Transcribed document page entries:
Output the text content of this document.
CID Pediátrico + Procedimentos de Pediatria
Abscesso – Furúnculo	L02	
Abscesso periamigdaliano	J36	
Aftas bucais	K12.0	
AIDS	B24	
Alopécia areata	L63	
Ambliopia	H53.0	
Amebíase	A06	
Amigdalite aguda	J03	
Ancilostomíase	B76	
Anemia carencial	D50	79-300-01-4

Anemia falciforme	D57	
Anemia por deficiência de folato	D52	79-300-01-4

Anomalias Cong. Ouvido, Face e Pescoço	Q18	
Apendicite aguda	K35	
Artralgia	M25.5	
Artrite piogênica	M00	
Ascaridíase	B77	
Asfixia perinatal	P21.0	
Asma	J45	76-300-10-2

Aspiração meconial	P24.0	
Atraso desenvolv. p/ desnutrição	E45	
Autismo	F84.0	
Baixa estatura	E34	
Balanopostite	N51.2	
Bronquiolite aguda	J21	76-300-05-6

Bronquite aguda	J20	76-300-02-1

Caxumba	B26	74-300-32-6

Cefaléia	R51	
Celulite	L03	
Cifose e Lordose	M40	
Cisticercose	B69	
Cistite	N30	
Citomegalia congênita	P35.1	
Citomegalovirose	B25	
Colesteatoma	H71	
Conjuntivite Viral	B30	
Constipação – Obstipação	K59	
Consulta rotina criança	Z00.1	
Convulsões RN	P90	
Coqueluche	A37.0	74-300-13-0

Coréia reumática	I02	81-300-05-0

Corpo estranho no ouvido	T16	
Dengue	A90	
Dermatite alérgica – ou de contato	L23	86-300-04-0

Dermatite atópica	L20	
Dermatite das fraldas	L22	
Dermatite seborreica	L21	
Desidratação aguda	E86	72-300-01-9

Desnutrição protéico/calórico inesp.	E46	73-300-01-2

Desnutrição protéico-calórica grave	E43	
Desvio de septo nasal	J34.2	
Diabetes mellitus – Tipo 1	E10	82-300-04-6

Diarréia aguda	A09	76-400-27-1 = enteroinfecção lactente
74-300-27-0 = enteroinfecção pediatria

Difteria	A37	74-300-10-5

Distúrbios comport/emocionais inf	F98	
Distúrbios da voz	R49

■ Brief
Every line above is to be transcribed exactly, with nothing dropped.

■ Answer area
Output the text content of this document.
CID Pediátrico + Procedimentos de Pediatria
Abscesso – Furúnculo	L02	
Abscesso periamigdaliano	J36	
Aftas bucais	K12.0	
AIDS	B24	
Alopécia areata	L63	
Ambliopia	H53.0	
Amebíase	A06	
Amigdalite aguda	J03	
Ancilostomíase	B76	
Anemia carencial	D50	79-300-01-4

Anemia falciforme	D57	
Anemia por deficiência de folato	D52	79-300-01-4

Anomalias Cong. Ouvido, Face e Pescoço	Q18	
Apendicite aguda	K35	
Artralgia	M25.5	
Artrite piogênica	M00	
Ascaridíase	B77	
Asfixia perinatal	P21.0	
Asma	J45	76-300-10-2

Aspiração meconial	P24.0	
Atraso desenvolv. p/ desnutrição	E45	
Autismo	F84.0	
Baixa estatura	E34	
Balanopostite	N51.2	
Bronquiolite aguda	J21	76-300-05-6

Bronquite aguda	J20	76-300-02-1

Caxumba	B26	74-300-32-6

Cefaléia	R51	
Celulite	L03	
Cifose e Lordose	M40	
Cisticercose	B69	
Cistite	N30	
Citomegalia congênita	P35.1	
Citomegalovirose	B25	
Colesteatoma	H71	
Conjuntivite Viral	B30	
Constipação – Obstipação	K59	
Consulta rotina criança	Z00.1	
Convulsões RN	P90	
Coqueluche	A37.0	74-300-13-0

Coréia reumática	I02	81-300-05-0

Corpo estranho no ouvido	T16	
Dengue	A90	
Dermatite alérgica – ou de contato	L23	86-300-04-0

Dermatite atópica	L20	
Dermatite das fraldas	L22	
Dermatite seborreica	L21	
Desidratação aguda	E86	72-300-01-9

Desnutrição protéico/calórico inesp.	E46	73-300-01-2

Desnutrição protéico-calórica grave	E43	
Desvio de septo nasal	J34.2	
Diabetes mellitus – Tipo 1	E10	82-300-04-6

Diarréia aguda	A09	76-400-27-1 = enteroinfecção lactente
74-300-27-0 = enteroinfecção pediatria

Difteria	A37	74-300-10-5

Distúrbios comport/emocionais inf	F98	
Distúrbios da voz	R49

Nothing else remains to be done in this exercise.